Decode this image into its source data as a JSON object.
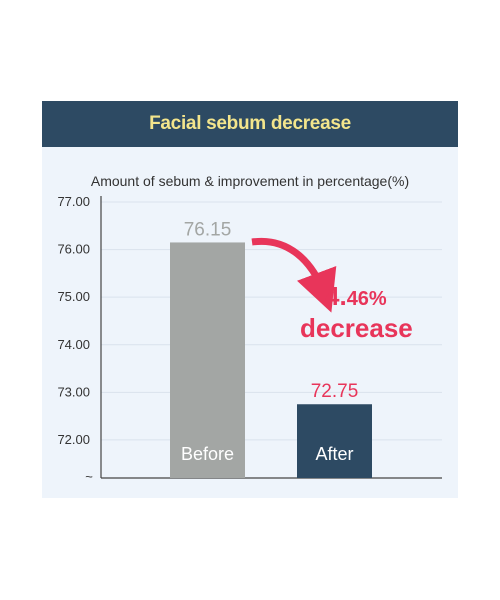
{
  "header": {
    "title": "Facial sebum decrease"
  },
  "chart_data": {
    "type": "bar",
    "title": "Facial sebum decrease",
    "subtitle": "Amount of sebum & improvement in percentage(%)",
    "categories": [
      "Before",
      "After"
    ],
    "values": [
      76.15,
      72.75
    ],
    "value_labels": [
      "76.15",
      "72.75"
    ],
    "y_ticks": [
      "77.00",
      "76.00",
      "75.00",
      "74.00",
      "73.00",
      "72.00"
    ],
    "y_tick_values": [
      77,
      76,
      75,
      74,
      73,
      72
    ],
    "axis_break_symbol": "~",
    "ylim": [
      71.2,
      77
    ],
    "grid": true,
    "annotation": {
      "number": "4.",
      "percent": "46%",
      "text": "decrease"
    },
    "colors": {
      "before": "#a3a6a4",
      "after": "#2d4a63",
      "accent": "#e8355a",
      "header_bg": "#2d4a63",
      "header_text": "#f3e58c"
    }
  }
}
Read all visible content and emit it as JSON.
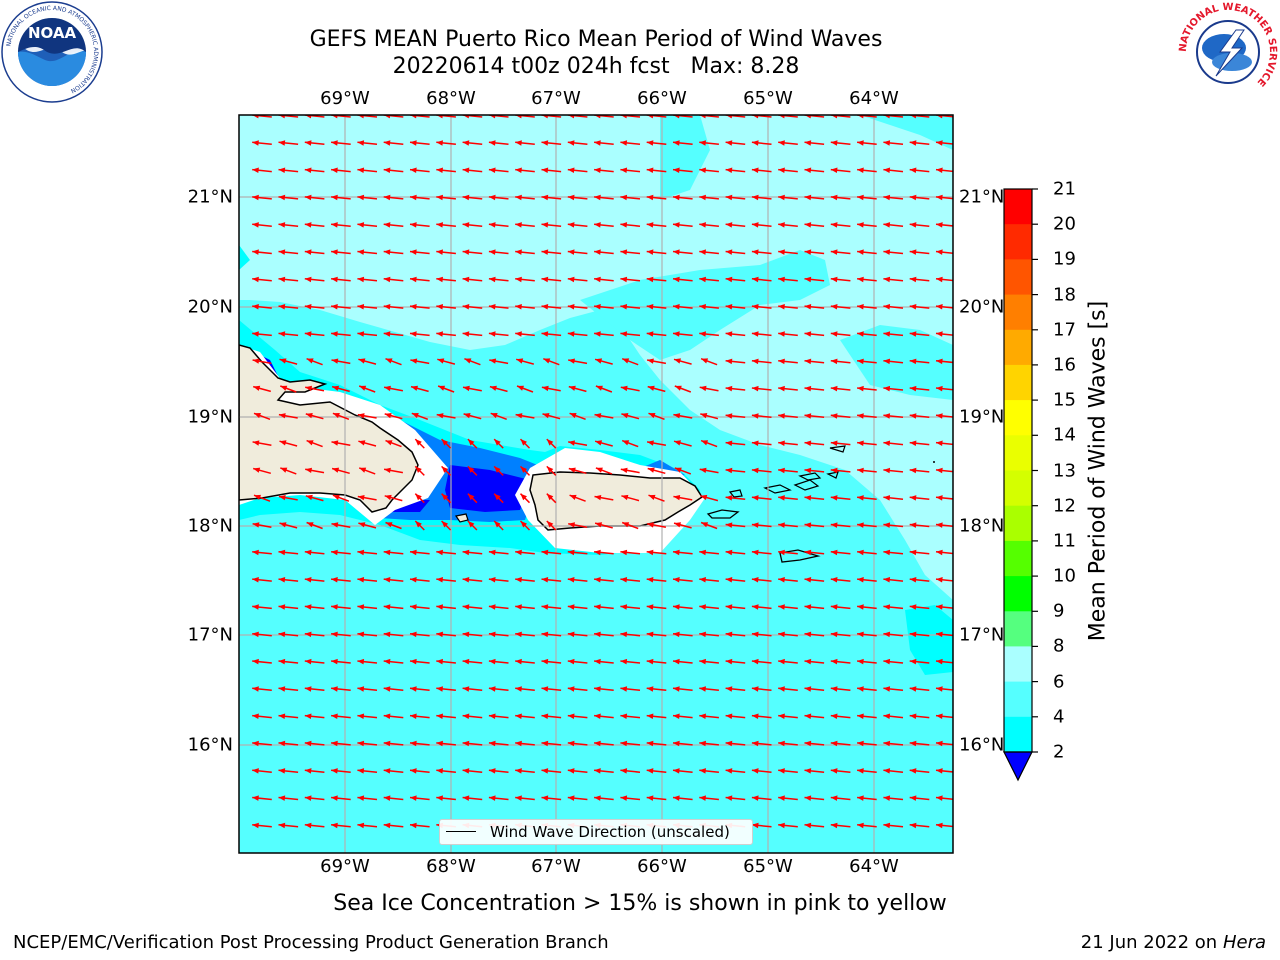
{
  "title": {
    "line1": "GEFS MEAN Puerto Rico Mean Period of Wind Waves",
    "line2": "20220614 t00z 024h fcst   Max: 8.28"
  },
  "map": {
    "region": "Puerto Rico",
    "lon_labels": [
      "69°W",
      "68°W",
      "67°W",
      "66°W",
      "65°W",
      "64°W"
    ],
    "lat_labels": [
      "21°N",
      "20°N",
      "19°N",
      "18°N",
      "17°N",
      "16°N"
    ],
    "arrow_direction": "toward west",
    "colors": {
      "ocean_6_8": "#55ffff",
      "ocean_8_9": "#aaffff",
      "ocean_4_6": "#00ffff",
      "ocean_2_4": "#0080ff",
      "ocean_lt2": "#0000ff",
      "land": "#f0ecdc",
      "arrow": "#ff0000",
      "grid": "#b0b0b0"
    }
  },
  "colorbar": {
    "label": "Mean Period of Wind Waves [s]",
    "ticks": [
      "21",
      "20",
      "19",
      "18",
      "17",
      "16",
      "15",
      "14",
      "13",
      "12",
      "11",
      "10",
      "9",
      "8",
      "6",
      "4",
      "2"
    ],
    "colors": [
      "#ff0000",
      "#ff2a00",
      "#ff5500",
      "#ff7f00",
      "#ffaa00",
      "#ffd400",
      "#ffff00",
      "#eaff00",
      "#d4ff00",
      "#aaff00",
      "#55ff00",
      "#00ff00",
      "#55ff7f",
      "#aaffff",
      "#55ffff",
      "#00ffff",
      "#0080ff"
    ],
    "extend_color": "#0000ff"
  },
  "legend": {
    "label": "Wind Wave Direction (unscaled)"
  },
  "subtitle": "Sea Ice Concentration > 15% is shown in pink to yellow",
  "footer": {
    "left": "NCEP/EMC/Verification Post Processing Product Generation Branch",
    "right_date": "21 Jun 2022 on",
    "right_host": "Hera"
  },
  "logos": {
    "noaa_text": "NOAA",
    "noaa_ring": "NATIONAL OCEANIC AND ATMOSPHERIC ADMINISTRATION",
    "nws_ring": "NATIONAL WEATHER SERVICE"
  }
}
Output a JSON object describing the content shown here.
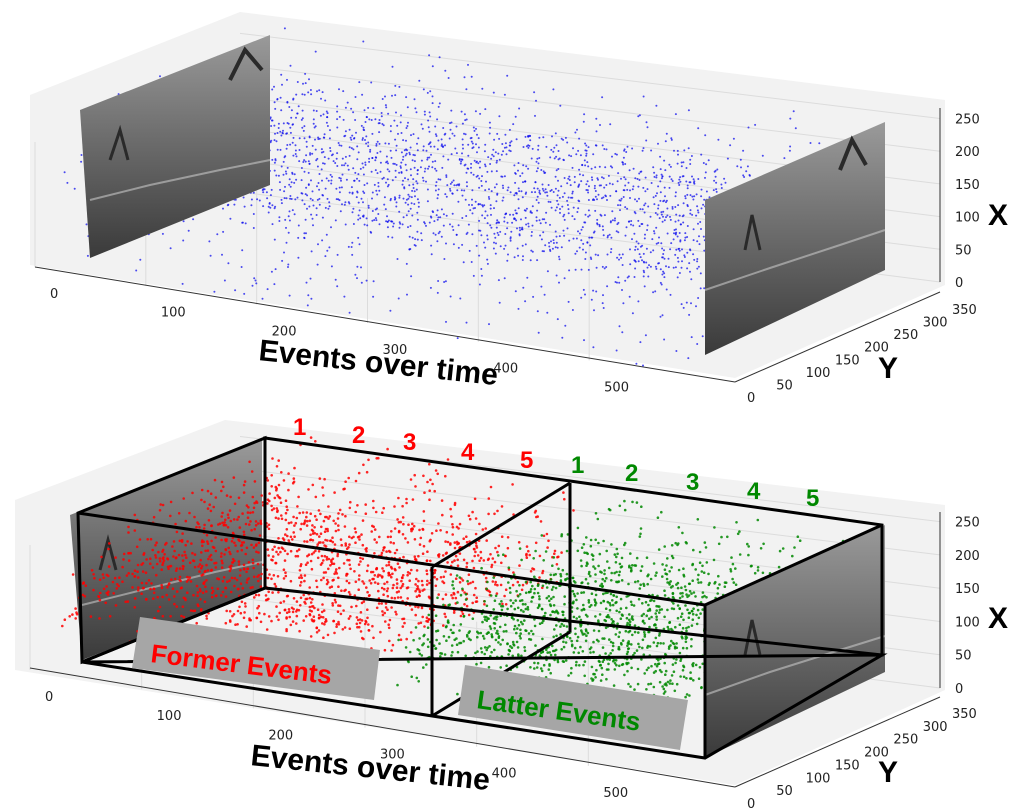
{
  "chart_data": [
    {
      "type": "scatter",
      "projection": "3d",
      "xlabel": "Events over time",
      "ylabel": "Y",
      "zlabel": "X",
      "x_ticks": [
        0,
        100,
        200,
        300,
        400,
        500
      ],
      "y_ticks": [
        0,
        50,
        100,
        150,
        200,
        250,
        300,
        350
      ],
      "z_ticks": [
        0,
        50,
        100,
        150,
        200,
        250
      ],
      "xlim": [
        0,
        600
      ],
      "ylim": [
        0,
        350
      ],
      "zlim": [
        0,
        260
      ],
      "series": [
        {
          "color": "#1010ee",
          "x_range": [
            0,
            560
          ]
        }
      ],
      "frames": [
        "start-frame",
        "end-frame"
      ]
    },
    {
      "type": "scatter",
      "projection": "3d",
      "xlabel": "Events over time",
      "ylabel": "Y",
      "zlabel": "X",
      "x_ticks": [
        0,
        100,
        200,
        300,
        400,
        500
      ],
      "y_ticks": [
        0,
        50,
        100,
        150,
        200,
        250,
        300,
        350
      ],
      "z_ticks": [
        0,
        50,
        100,
        150,
        200,
        250
      ],
      "xlim": [
        0,
        600
      ],
      "ylim": [
        0,
        350
      ],
      "zlim": [
        0,
        260
      ],
      "series": [
        {
          "name": "Former Events",
          "color": "#ff0000",
          "x_range": [
            0,
            300
          ]
        },
        {
          "name": "Latter Events",
          "color": "#008800",
          "x_range": [
            300,
            560
          ]
        }
      ],
      "segment_labels": {
        "former": [
          "1",
          "2",
          "3",
          "4",
          "5"
        ],
        "latter": [
          "1",
          "2",
          "3",
          "4",
          "5"
        ]
      },
      "frames": [
        "start-frame",
        "end-frame"
      ]
    }
  ],
  "colors": {
    "blue_events": "#1010ee",
    "former_events": "#ff0000",
    "latter_events": "#008800",
    "label_box": "#a6a6a6"
  }
}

■ What needs to be done: Reproduce the whole listing word for word, setting aside any pictures.

■ The response:
Decode this image into its source data as a JSON object.
{
  "header": {
    "title": "Facial sebum decrease"
  },
  "chart_data": {
    "type": "bar",
    "title": "Facial sebum decrease",
    "subtitle": "Amount of sebum & improvement in percentage(%)",
    "categories": [
      "Before",
      "After"
    ],
    "values": [
      76.15,
      72.75
    ],
    "value_labels": [
      "76.15",
      "72.75"
    ],
    "y_ticks": [
      "77.00",
      "76.00",
      "75.00",
      "74.00",
      "73.00",
      "72.00"
    ],
    "y_tick_values": [
      77,
      76,
      75,
      74,
      73,
      72
    ],
    "axis_break_symbol": "~",
    "ylim": [
      71.2,
      77
    ],
    "grid": true,
    "annotation": {
      "number": "4.",
      "percent": "46%",
      "text": "decrease"
    },
    "colors": {
      "before": "#a3a6a4",
      "after": "#2d4a63",
      "accent": "#e8355a",
      "header_bg": "#2d4a63",
      "header_text": "#f3e58c"
    }
  }
}
Read all visible content and emit it as JSON.
{
  "title": {
    "line1": "GEFS MEAN Puerto Rico Mean Period of Wind Waves",
    "line2": "20220614 t00z 024h fcst   Max: 8.28"
  },
  "map": {
    "region": "Puerto Rico",
    "lon_labels": [
      "69°W",
      "68°W",
      "67°W",
      "66°W",
      "65°W",
      "64°W"
    ],
    "lat_labels": [
      "21°N",
      "20°N",
      "19°N",
      "18°N",
      "17°N",
      "16°N"
    ],
    "arrow_direction": "toward west",
    "colors": {
      "ocean_6_8": "#55ffff",
      "ocean_8_9": "#aaffff",
      "ocean_4_6": "#00ffff",
      "ocean_2_4": "#0080ff",
      "ocean_lt2": "#0000ff",
      "land": "#f0ecdc",
      "arrow": "#ff0000",
      "grid": "#b0b0b0"
    }
  },
  "colorbar": {
    "label": "Mean Period of Wind Waves [s]",
    "ticks": [
      "21",
      "20",
      "19",
      "18",
      "17",
      "16",
      "15",
      "14",
      "13",
      "12",
      "11",
      "10",
      "9",
      "8",
      "6",
      "4",
      "2"
    ],
    "colors": [
      "#ff0000",
      "#ff2a00",
      "#ff5500",
      "#ff7f00",
      "#ffaa00",
      "#ffd400",
      "#ffff00",
      "#eaff00",
      "#d4ff00",
      "#aaff00",
      "#55ff00",
      "#00ff00",
      "#55ff7f",
      "#aaffff",
      "#55ffff",
      "#00ffff",
      "#0080ff"
    ],
    "extend_color": "#0000ff"
  },
  "legend": {
    "label": "Wind Wave Direction (unscaled)"
  },
  "subtitle": "Sea Ice Concentration > 15% is shown in pink to yellow",
  "footer": {
    "left": "NCEP/EMC/Verification Post Processing Product Generation Branch",
    "right_date": "21 Jun 2022 on",
    "right_host": "Hera"
  },
  "logos": {
    "noaa_text": "NOAA",
    "noaa_ring": "NATIONAL OCEANIC AND ATMOSPHERIC ADMINISTRATION",
    "nws_ring": "NATIONAL WEATHER SERVICE"
  }
}
Output a JSON object describing the content shown here.
{
  "chart_data": [
    {
      "type": "scatter",
      "projection": "3d",
      "xlabel": "Events over time",
      "ylabel": "Y",
      "zlabel": "X",
      "x_ticks": [
        0,
        100,
        200,
        300,
        400,
        500
      ],
      "y_ticks": [
        0,
        50,
        100,
        150,
        200,
        250,
        300,
        350
      ],
      "z_ticks": [
        0,
        50,
        100,
        150,
        200,
        250
      ],
      "xlim": [
        0,
        600
      ],
      "ylim": [
        0,
        350
      ],
      "zlim": [
        0,
        260
      ],
      "series": [
        {
          "color": "#1010ee",
          "x_range": [
            0,
            560
          ]
        }
      ],
      "frames": [
        "start-frame",
        "end-frame"
      ]
    },
    {
      "type": "scatter",
      "projection": "3d",
      "xlabel": "Events over time",
      "ylabel": "Y",
      "zlabel": "X",
      "x_ticks": [
        0,
        100,
        200,
        300,
        400,
        500
      ],
      "y_ticks": [
        0,
        50,
        100,
        150,
        200,
        250,
        300,
        350
      ],
      "z_ticks": [
        0,
        50,
        100,
        150,
        200,
        250
      ],
      "xlim": [
        0,
        600
      ],
      "ylim": [
        0,
        350
      ],
      "zlim": [
        0,
        260
      ],
      "series": [
        {
          "name": "Former Events",
          "color": "#ff0000",
          "x_range": [
            0,
            300
          ]
        },
        {
          "name": "Latter Events",
          "color": "#008800",
          "x_range": [
            300,
            560
          ]
        }
      ],
      "segment_labels": {
        "former": [
          "1",
          "2",
          "3",
          "4",
          "5"
        ],
        "latter": [
          "1",
          "2",
          "3",
          "4",
          "5"
        ]
      },
      "frames": [
        "start-frame",
        "end-frame"
      ]
    }
  ],
  "colors": {
    "blue_events": "#1010ee",
    "former_events": "#ff0000",
    "latter_events": "#008800",
    "label_box": "#a6a6a6"
  }
}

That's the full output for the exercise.